* **Work to do**: The listing below should be written out exactly; please include all of it.

* **Rows from a dataset**:
────────────────────
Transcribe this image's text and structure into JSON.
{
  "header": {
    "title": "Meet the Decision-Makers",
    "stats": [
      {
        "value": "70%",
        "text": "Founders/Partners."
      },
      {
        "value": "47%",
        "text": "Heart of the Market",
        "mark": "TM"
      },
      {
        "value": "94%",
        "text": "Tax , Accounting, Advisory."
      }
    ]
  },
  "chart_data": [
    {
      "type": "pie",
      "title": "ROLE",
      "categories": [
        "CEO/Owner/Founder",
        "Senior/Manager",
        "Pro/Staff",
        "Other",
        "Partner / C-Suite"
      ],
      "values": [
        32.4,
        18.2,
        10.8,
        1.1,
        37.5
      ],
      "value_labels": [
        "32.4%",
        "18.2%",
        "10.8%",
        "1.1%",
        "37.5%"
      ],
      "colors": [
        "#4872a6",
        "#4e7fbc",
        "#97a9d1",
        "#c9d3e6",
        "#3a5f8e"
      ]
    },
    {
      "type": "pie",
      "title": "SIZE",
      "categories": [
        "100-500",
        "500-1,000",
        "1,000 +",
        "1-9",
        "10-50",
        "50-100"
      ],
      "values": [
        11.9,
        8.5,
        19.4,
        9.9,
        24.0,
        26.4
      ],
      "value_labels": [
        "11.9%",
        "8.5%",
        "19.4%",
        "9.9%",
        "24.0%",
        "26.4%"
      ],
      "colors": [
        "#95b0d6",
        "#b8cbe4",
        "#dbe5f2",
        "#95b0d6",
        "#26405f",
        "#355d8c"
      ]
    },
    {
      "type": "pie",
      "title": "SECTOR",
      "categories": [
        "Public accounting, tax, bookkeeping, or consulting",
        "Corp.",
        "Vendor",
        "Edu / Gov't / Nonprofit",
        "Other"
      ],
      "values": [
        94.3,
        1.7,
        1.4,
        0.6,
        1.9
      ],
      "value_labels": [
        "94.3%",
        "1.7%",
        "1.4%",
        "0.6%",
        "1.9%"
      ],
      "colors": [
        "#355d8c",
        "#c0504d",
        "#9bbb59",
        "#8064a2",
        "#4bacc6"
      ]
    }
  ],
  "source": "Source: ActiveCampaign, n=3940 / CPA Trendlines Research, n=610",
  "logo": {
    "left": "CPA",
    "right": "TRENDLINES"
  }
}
────────────────────
* **Complete output**:
Transcribe this image's text and structure into JSON.
{
  "header": {
    "title": "Meet the Decision-Makers",
    "stats": [
      {
        "value": "70%",
        "text": "Founders/Partners."
      },
      {
        "value": "47%",
        "text": "Heart of the Market",
        "mark": "TM"
      },
      {
        "value": "94%",
        "text": "Tax , Accounting, Advisory."
      }
    ]
  },
  "chart_data": [
    {
      "type": "pie",
      "title": "ROLE",
      "categories": [
        "CEO/Owner/Founder",
        "Senior/Manager",
        "Pro/Staff",
        "Other",
        "Partner / C-Suite"
      ],
      "values": [
        32.4,
        18.2,
        10.8,
        1.1,
        37.5
      ],
      "value_labels": [
        "32.4%",
        "18.2%",
        "10.8%",
        "1.1%",
        "37.5%"
      ],
      "colors": [
        "#4872a6",
        "#4e7fbc",
        "#97a9d1",
        "#c9d3e6",
        "#3a5f8e"
      ]
    },
    {
      "type": "pie",
      "title": "SIZE",
      "categories": [
        "100-500",
        "500-1,000",
        "1,000 +",
        "1-9",
        "10-50",
        "50-100"
      ],
      "values": [
        11.9,
        8.5,
        19.4,
        9.9,
        24.0,
        26.4
      ],
      "value_labels": [
        "11.9%",
        "8.5%",
        "19.4%",
        "9.9%",
        "24.0%",
        "26.4%"
      ],
      "colors": [
        "#95b0d6",
        "#b8cbe4",
        "#dbe5f2",
        "#95b0d6",
        "#26405f",
        "#355d8c"
      ]
    },
    {
      "type": "pie",
      "title": "SECTOR",
      "categories": [
        "Public accounting, tax, bookkeeping, or consulting",
        "Corp.",
        "Vendor",
        "Edu / Gov't / Nonprofit",
        "Other"
      ],
      "values": [
        94.3,
        1.7,
        1.4,
        0.6,
        1.9
      ],
      "value_labels": [
        "94.3%",
        "1.7%",
        "1.4%",
        "0.6%",
        "1.9%"
      ],
      "colors": [
        "#355d8c",
        "#c0504d",
        "#9bbb59",
        "#8064a2",
        "#4bacc6"
      ]
    }
  ],
  "source": "Source: ActiveCampaign, n=3940 / CPA Trendlines Research, n=610",
  "logo": {
    "left": "CPA",
    "right": "TRENDLINES"
  }
}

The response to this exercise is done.